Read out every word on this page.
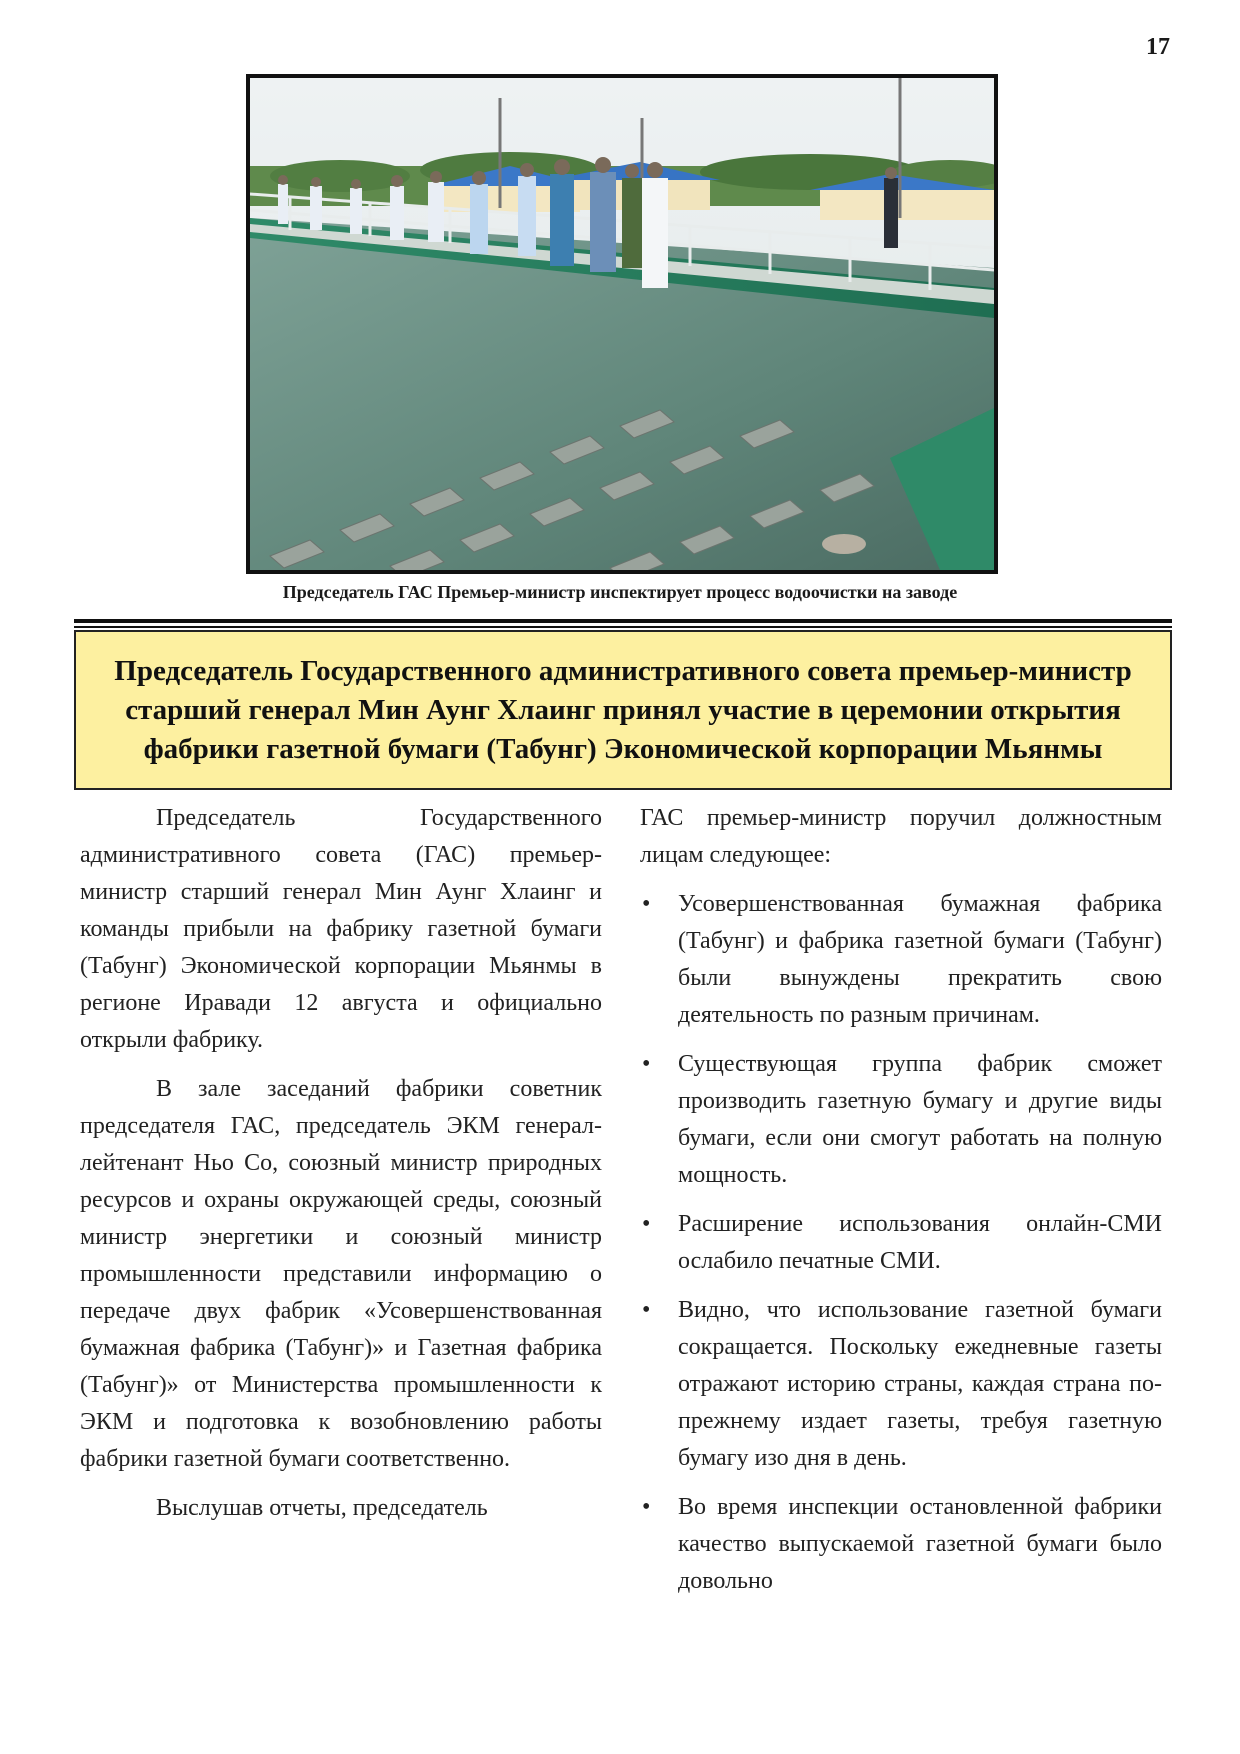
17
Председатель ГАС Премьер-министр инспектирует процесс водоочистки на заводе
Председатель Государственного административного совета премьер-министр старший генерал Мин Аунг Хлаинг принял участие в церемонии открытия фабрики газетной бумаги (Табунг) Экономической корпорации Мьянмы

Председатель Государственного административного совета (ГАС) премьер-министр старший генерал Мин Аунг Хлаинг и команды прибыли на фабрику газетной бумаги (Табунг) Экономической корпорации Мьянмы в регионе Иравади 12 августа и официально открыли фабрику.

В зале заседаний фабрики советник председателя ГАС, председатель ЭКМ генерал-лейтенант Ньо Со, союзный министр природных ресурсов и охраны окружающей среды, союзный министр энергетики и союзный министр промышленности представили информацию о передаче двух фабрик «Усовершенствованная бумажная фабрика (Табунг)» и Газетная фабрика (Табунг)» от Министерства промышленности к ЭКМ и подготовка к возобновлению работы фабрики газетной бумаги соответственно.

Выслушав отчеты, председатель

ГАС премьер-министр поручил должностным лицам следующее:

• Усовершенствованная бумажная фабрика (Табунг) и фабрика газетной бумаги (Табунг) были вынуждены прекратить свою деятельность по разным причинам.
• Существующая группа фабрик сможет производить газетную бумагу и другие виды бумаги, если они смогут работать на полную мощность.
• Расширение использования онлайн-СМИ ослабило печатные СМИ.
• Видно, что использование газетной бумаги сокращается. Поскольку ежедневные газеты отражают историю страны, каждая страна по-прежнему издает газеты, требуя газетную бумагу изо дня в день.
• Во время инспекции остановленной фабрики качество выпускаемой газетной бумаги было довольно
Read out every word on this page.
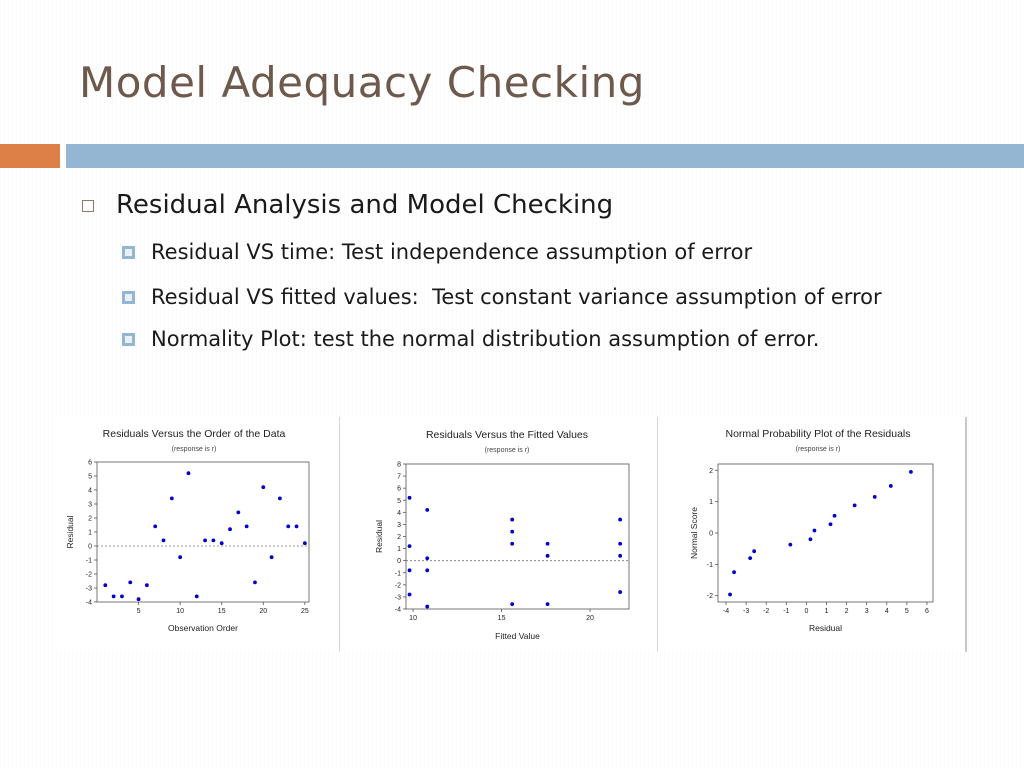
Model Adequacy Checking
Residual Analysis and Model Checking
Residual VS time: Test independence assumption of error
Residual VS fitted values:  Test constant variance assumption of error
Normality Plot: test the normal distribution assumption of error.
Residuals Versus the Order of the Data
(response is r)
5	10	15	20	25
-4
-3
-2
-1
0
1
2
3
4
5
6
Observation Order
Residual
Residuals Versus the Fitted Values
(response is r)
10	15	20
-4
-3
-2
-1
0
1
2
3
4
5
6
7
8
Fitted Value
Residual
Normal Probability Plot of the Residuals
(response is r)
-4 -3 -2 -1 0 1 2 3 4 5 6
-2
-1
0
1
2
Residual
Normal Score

[Short problem]: Return each line of the data that contains the string "Residuals".

[Solution]:
Residuals Versus the Order of the Data
Residuals Versus the Fitted Values
Normal Probability Plot of the Residuals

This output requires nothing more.